> **TASK DETAILS**:
Show all lines from the listing below that contain "over".

> **RECORDS PROVIDED**:

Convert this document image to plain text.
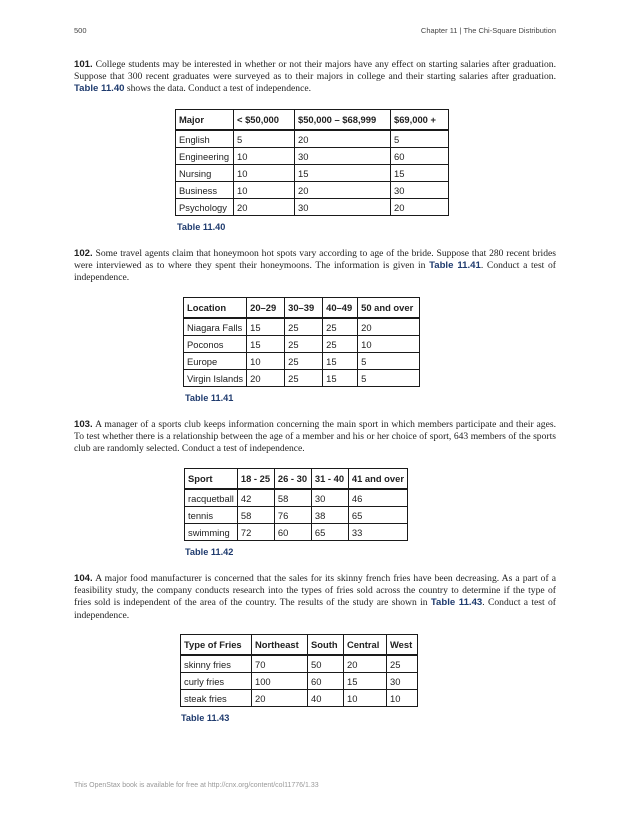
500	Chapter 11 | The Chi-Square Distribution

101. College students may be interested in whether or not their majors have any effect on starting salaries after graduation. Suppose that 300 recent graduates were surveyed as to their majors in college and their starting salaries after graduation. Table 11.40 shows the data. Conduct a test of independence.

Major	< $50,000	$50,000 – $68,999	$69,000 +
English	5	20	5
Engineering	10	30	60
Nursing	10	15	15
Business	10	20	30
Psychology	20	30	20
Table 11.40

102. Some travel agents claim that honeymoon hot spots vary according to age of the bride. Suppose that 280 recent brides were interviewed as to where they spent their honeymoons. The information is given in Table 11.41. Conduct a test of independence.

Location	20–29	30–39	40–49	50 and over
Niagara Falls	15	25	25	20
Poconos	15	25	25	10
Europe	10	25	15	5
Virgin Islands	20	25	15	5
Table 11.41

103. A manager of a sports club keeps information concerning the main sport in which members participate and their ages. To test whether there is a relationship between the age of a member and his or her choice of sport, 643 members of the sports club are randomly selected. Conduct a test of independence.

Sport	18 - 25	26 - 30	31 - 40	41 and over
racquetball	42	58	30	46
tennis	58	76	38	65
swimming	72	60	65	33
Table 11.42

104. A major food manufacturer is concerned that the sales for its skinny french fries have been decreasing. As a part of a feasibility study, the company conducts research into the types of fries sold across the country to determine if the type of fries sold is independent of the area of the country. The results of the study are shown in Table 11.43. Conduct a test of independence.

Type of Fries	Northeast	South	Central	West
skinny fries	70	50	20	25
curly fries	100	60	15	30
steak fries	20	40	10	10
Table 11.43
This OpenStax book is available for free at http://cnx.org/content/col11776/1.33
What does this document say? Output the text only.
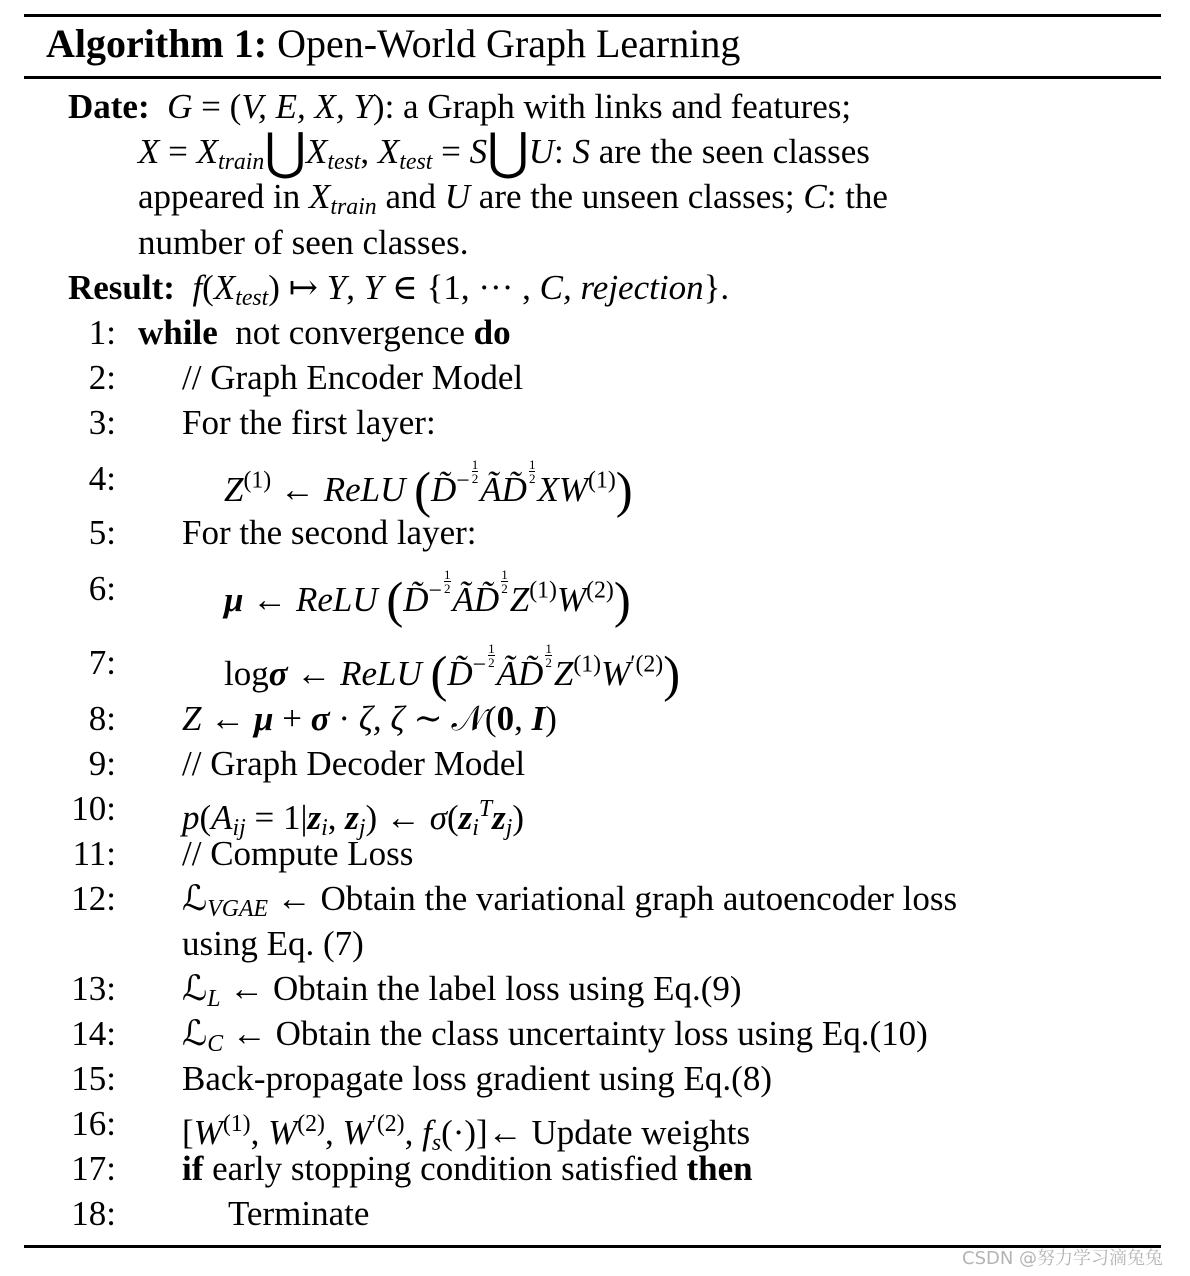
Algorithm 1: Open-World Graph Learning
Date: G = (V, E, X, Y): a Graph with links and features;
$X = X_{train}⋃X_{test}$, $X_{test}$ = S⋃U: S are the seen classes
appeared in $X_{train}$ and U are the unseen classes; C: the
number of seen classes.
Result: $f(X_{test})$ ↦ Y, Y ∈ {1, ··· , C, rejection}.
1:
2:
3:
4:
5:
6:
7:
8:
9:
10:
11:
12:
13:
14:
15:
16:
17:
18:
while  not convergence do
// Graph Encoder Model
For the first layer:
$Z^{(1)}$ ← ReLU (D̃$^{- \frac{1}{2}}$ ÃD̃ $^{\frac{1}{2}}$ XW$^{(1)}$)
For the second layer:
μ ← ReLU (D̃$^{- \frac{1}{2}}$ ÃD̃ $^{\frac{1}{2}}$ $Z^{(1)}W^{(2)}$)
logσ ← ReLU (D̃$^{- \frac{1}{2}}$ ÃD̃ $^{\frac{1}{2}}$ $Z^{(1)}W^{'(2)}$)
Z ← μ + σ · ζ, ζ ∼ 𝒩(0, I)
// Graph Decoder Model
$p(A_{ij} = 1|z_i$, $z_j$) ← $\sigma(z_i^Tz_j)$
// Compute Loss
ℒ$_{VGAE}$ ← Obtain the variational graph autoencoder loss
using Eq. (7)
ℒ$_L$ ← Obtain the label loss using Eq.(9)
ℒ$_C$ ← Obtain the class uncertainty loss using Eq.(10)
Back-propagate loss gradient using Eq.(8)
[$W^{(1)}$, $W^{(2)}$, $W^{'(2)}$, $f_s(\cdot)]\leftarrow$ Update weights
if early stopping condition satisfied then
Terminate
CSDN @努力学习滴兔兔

> **TASK ANSWER**:
Location	20–29	30–39	40–49	50 and over
Sport	18 - 25	26 - 30	31 - 40	41 and over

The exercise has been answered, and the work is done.